— Start Data supplied —
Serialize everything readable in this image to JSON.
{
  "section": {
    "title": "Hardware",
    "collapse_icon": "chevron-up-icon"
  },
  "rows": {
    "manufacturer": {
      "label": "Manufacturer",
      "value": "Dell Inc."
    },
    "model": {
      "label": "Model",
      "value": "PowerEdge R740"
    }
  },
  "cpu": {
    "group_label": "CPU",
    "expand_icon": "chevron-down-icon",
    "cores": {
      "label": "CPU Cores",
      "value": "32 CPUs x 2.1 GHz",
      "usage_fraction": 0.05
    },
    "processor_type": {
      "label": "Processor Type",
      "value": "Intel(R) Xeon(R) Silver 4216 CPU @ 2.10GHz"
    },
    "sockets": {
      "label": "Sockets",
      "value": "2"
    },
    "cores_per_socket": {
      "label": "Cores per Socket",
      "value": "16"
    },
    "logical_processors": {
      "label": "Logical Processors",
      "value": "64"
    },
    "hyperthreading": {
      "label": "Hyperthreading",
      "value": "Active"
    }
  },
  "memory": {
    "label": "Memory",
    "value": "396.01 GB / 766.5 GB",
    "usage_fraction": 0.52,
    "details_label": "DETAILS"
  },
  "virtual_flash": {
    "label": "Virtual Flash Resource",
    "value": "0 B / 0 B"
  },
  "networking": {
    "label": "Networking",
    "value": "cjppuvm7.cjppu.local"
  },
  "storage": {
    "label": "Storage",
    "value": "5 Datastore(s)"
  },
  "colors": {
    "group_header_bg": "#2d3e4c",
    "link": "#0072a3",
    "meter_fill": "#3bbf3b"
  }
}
— End Data supplied —
— Start Data supplied —
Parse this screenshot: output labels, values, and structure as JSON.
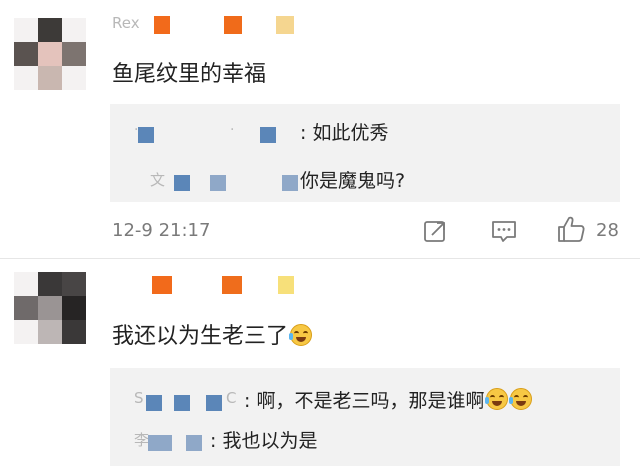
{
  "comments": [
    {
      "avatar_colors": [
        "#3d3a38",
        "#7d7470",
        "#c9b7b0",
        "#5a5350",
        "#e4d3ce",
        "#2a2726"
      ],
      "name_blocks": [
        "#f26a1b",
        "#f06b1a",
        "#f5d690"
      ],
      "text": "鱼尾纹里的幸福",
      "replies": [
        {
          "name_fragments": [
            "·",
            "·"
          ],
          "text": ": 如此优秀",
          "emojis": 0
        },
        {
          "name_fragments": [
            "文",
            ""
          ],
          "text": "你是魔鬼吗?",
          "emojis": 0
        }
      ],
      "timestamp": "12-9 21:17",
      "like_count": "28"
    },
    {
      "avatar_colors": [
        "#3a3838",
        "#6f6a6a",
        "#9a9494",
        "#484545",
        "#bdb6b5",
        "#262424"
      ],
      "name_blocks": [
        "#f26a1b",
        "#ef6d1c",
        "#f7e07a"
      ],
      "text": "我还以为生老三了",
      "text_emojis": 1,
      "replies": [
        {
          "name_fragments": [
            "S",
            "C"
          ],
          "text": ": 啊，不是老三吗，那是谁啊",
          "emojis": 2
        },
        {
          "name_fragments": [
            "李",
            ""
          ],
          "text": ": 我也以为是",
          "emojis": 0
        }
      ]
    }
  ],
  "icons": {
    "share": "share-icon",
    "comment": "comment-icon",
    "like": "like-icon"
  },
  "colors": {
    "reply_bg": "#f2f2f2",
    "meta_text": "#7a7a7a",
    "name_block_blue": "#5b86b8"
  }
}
— End Data supplied —
▶ What is needed: Copy out the lines in which the string "chevron" appears.

▶ Task response:
    "collapse_icon": "chevron-up-icon"
    "expand_icon": "chevron-down-icon",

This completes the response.